**RECORDS FOR PROCESSING:**
<<<<

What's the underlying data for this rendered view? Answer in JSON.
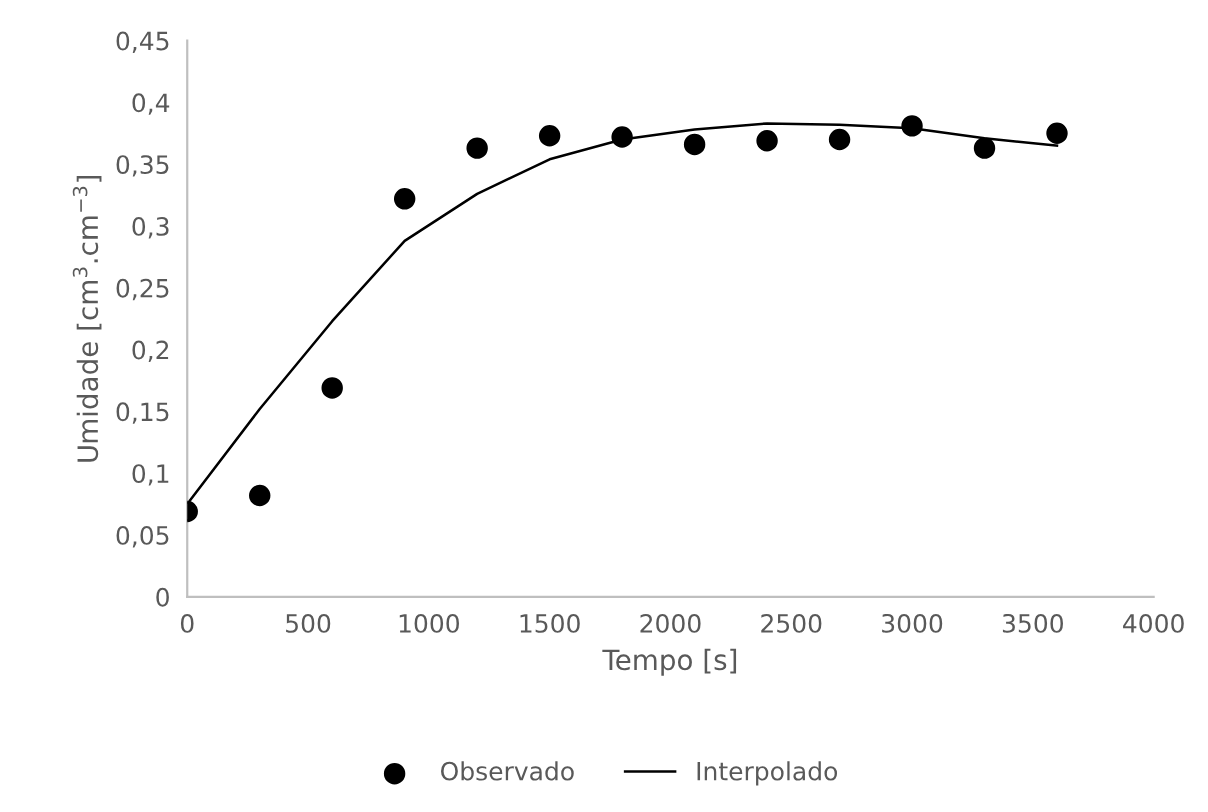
{
  "chart_data": {
    "type": "scatter",
    "xlabel": "Tempo [s]",
    "ylabel": "Umidade [cm$^{3}$.cm$^{−3}$]",
    "x": [
      0,
      300,
      600,
      900,
      1200,
      1500,
      1800,
      2100,
      2400,
      2700,
      3000,
      3300,
      3600
    ],
    "xlim": [
      0,
      4000
    ],
    "xticks": [
      0,
      500,
      1000,
      1500,
      2000,
      2500,
      3000,
      3500,
      4000
    ],
    "ylim": [
      0,
      0.45
    ],
    "yticks": [
      {
        "value": 0,
        "label": "0"
      },
      {
        "value": 0.05,
        "label": "0,05"
      },
      {
        "value": 0.1,
        "label": "0,1"
      },
      {
        "value": 0.15,
        "label": "0,15"
      },
      {
        "value": 0.2,
        "label": "0,2"
      },
      {
        "value": 0.25,
        "label": "0,25"
      },
      {
        "value": 0.3,
        "label": "0,3"
      },
      {
        "value": 0.35,
        "label": "0,35"
      },
      {
        "value": 0.4,
        "label": "0,4"
      },
      {
        "value": 0.45,
        "label": "0,45"
      }
    ],
    "grid": false,
    "legend": "bottom",
    "series": [
      {
        "name": "Observado",
        "marker": "circle",
        "color": "#000000",
        "values": [
          0.069,
          0.082,
          0.169,
          0.322,
          0.363,
          0.373,
          0.372,
          0.366,
          0.369,
          0.37,
          0.381,
          0.363,
          0.375
        ]
      },
      {
        "name": "Interpolado",
        "type": "line",
        "marker": "none",
        "color": "#000000",
        "x": [
          0,
          300,
          600,
          900,
          1200,
          1500,
          1800,
          2100,
          2400,
          2700,
          3000,
          3300,
          3600
        ],
        "values": [
          0.075,
          0.152,
          0.223,
          0.288,
          0.326,
          0.354,
          0.37,
          0.378,
          0.383,
          0.382,
          0.379,
          0.371,
          0.365
        ]
      }
    ]
  }
}
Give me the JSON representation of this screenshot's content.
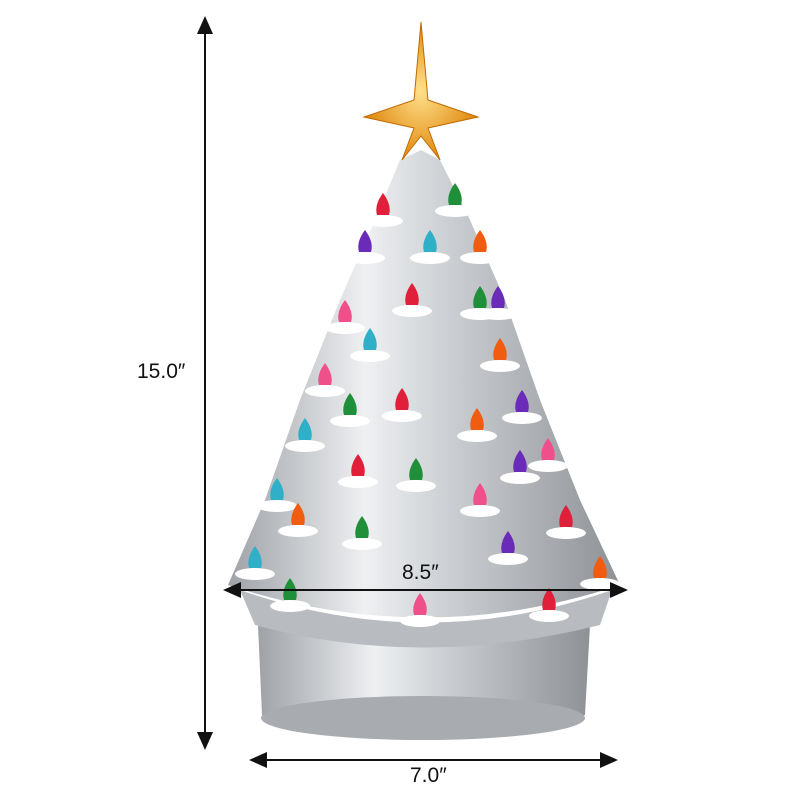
{
  "dimensions": {
    "height_label": "15.0″",
    "width_label": "8.5″",
    "base_label": "7.0″"
  },
  "colors": {
    "tree_silver": "#c9cbcf",
    "snow": "#ffffff",
    "star": "#f2a21a",
    "bulbs": [
      "#e0203a",
      "#1f8f3a",
      "#6a2bb8",
      "#2fb0c8",
      "#f05c10",
      "#f0508a"
    ]
  }
}
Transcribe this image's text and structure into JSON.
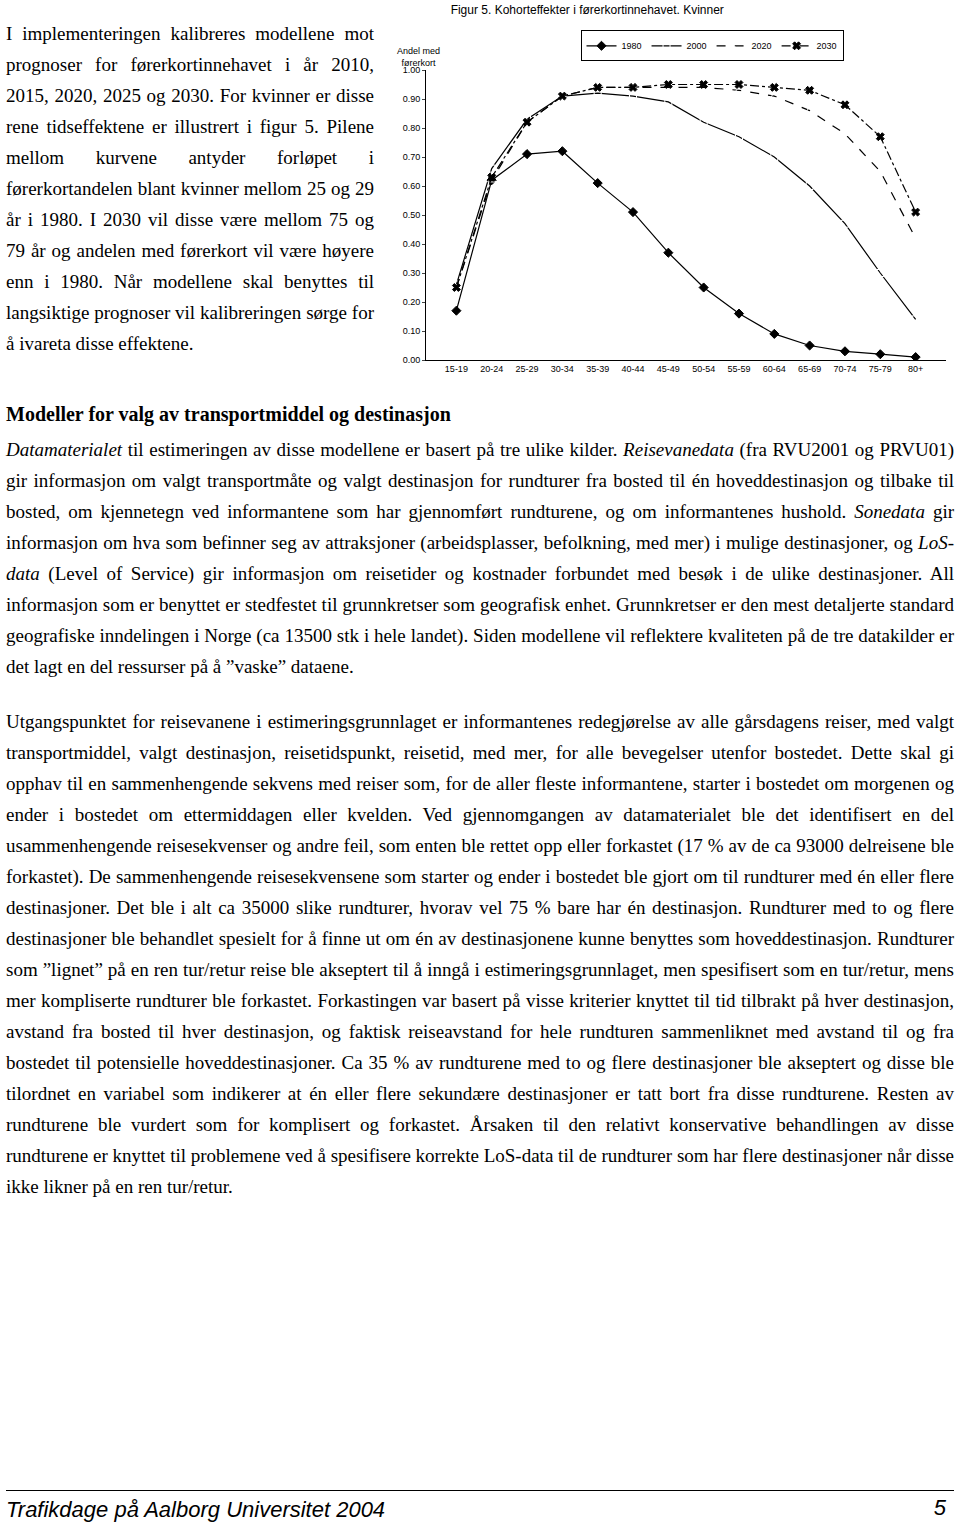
{
  "page": {
    "intro": "I implementeringen kalibreres modellene mot prognoser for førerkortinnehavet i år 2010, 2015, 2020, 2025 og 2030. For kvinner er disse rene tidseffektene er illustrert i figur 5. Pilene mellom kurvene antyder forløpet i førerkortandelen blant kvinner mellom 25 og 29 år i 1980. I 2030 vil disse være mellom 75 og 79 år og andelen med førerkort vil være høyere enn i 1980. Når modellene skal benyttes til langsiktige prognoser vil kalibreringen sørge for å ivareta disse effektene.",
    "heading": "Modeller for valg av transportmiddel og destinasjon",
    "paragraphs": [
      [
        {
          "text": "Datamaterialet",
          "italic": true
        },
        {
          "text": " til estimeringen av disse modellene er basert på tre ulike kilder. "
        },
        {
          "text": "Reisevanedata",
          "italic": true
        },
        {
          "text": " (fra RVU2001 og PRVU01) gir informasjon om valgt transportmåte og valgt destinasjon for rundturer fra bosted til én hoveddestinasjon og tilbake til bosted, om kjennetegn ved informantene som har gjennomført rundturene, og om informantenes hushold. "
        },
        {
          "text": "Sonedata",
          "italic": true
        },
        {
          "text": " gir informasjon om hva som befinner seg av attraksjoner (arbeidsplasser, befolkning, med mer) i mulige destinasjoner, og "
        },
        {
          "text": "LoS-data",
          "italic": true
        },
        {
          "text": " (Level of Service) gir informasjon om reisetider og kostnader forbundet med besøk i de ulike destinasjoner. All informasjon som er benyttet er stedfestet til grunnkretser som geografisk enhet. Grunnkretser er den mest detaljerte standard geografiske inndelingen i Norge (ca 13500 stk i hele landet). Siden modellene vil reflektere kvaliteten på de tre datakilder er det lagt en del ressurser på å ”vaske” dataene."
        }
      ],
      [
        {
          "text": "Utgangspunktet for reisevanene i estimeringsgrunnlaget er informantenes redegjørelse av alle gårsdagens reiser, med valgt transportmiddel, valgt destinasjon, reisetidspunkt, reisetid, med mer, for alle bevegelser utenfor bostedet. Dette skal gi opphav til en sammenhengende sekvens med reiser som, for de aller fleste informantene, starter i bostedet om morgenen og ender i bostedet om ettermiddagen eller kvelden. Ved gjennomgangen av datamaterialet ble det identifisert en del usammenhengende reisesekvenser og andre feil, som enten ble rettet opp eller forkastet (17 % av de ca 93000 delreisene ble forkastet). De sammenhengende reisesekvensene som starter og ender i bostedet ble gjort om til rundturer med én eller flere destinasjoner. Det ble i alt ca 35000 slike rundturer, hvorav vel 75 % bare har én destinasjon. Rundturer med to og flere destinasjoner ble behandlet spesielt for å finne ut om én av destinasjonene kunne benyttes som hoveddestinasjon. Rundturer som ”lignet” på en ren tur/retur reise ble akseptert til å inngå i estimeringsgrunnlaget, men spesifisert som en tur/retur, mens mer kompliserte rundturer ble forkastet. Forkastingen var basert på visse kriterier knyttet til tid tilbrakt på hver destinasjon, avstand fra bosted til hver destinasjon, og faktisk reiseavstand for hele rundturen sammenliknet med avstand til og fra bostedet til potensielle hoveddestinasjoner. Ca 35 % av rundturene med to og flere destinasjoner ble akseptert og disse ble tilordnet en variabel som indikerer at én eller flere sekundære destinasjoner er tatt bort fra disse rundturene. Resten av rundturene ble vurdert som for komplisert og forkastet. Årsaken til den relativt konservative behandlingen av disse rundturene er knyttet til problemene ved å spesifisere korrekte LoS-data til de rundturer som har flere destinasjoner når disse ikke likner på en ren tur/retur."
        }
      ]
    ],
    "footer": {
      "text": "Trafikdage på Aalborg Universitet 2004",
      "page": "5"
    }
  },
  "chart_data": {
    "type": "line",
    "title": "Figur 5. Kohorteffekter i førerkortinnehavet. Kvinner",
    "y_label": "Andel med førerkort",
    "categories": [
      "15-19",
      "20-24",
      "25-29",
      "30-34",
      "35-39",
      "40-44",
      "45-49",
      "50-54",
      "55-59",
      "60-64",
      "65-69",
      "70-74",
      "75-79",
      "80+"
    ],
    "series": [
      {
        "name": "1980",
        "color": "#000000",
        "marker": "diamond",
        "line_style": "solid",
        "values": [
          0.17,
          0.62,
          0.71,
          0.72,
          0.61,
          0.51,
          0.37,
          0.25,
          0.16,
          0.09,
          0.05,
          0.03,
          0.02,
          0.01
        ]
      },
      {
        "name": "2000",
        "color": "#000000",
        "marker": "square-open",
        "line_style": "solid",
        "values": [
          0.26,
          0.66,
          0.83,
          0.91,
          0.92,
          0.91,
          0.89,
          0.82,
          0.77,
          0.7,
          0.6,
          0.47,
          0.3,
          0.14
        ]
      },
      {
        "name": "2020",
        "color": "#000000",
        "marker": "triangle-up-open",
        "line_style": "dash",
        "values": [
          0.25,
          0.62,
          0.82,
          0.91,
          0.94,
          0.94,
          0.94,
          0.94,
          0.93,
          0.91,
          0.86,
          0.78,
          0.65,
          0.42
        ]
      },
      {
        "name": "2030",
        "color": "#000000",
        "marker": "x",
        "line_style": "dashdot",
        "values": [
          0.25,
          0.63,
          0.82,
          0.91,
          0.94,
          0.94,
          0.95,
          0.95,
          0.95,
          0.94,
          0.93,
          0.88,
          0.77,
          0.51
        ]
      }
    ],
    "ylim": [
      0,
      1
    ],
    "yticks": [
      {
        "value": 0,
        "label": "0.00"
      },
      {
        "value": 0.1,
        "label": "0.10"
      },
      {
        "value": 0.2,
        "label": "0.20"
      },
      {
        "value": 0.3,
        "label": "0.30"
      },
      {
        "value": 0.4,
        "label": "0.40"
      },
      {
        "value": 0.5,
        "label": "0.50"
      },
      {
        "value": 0.6,
        "label": "0.60"
      },
      {
        "value": 0.7,
        "label": "0.70"
      },
      {
        "value": 0.8,
        "label": "0.80"
      },
      {
        "value": 0.9,
        "label": "0.90"
      },
      {
        "value": 1,
        "label": "1.00"
      }
    ],
    "grid": false,
    "legend": "top"
  }
}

>>>>

**EXERCISE TASK:** From the listing, copy every line where the string "open" appears.

**WRITTEN ANSWER:**
        "marker": "square-open",
        "marker": "triangle-up-open",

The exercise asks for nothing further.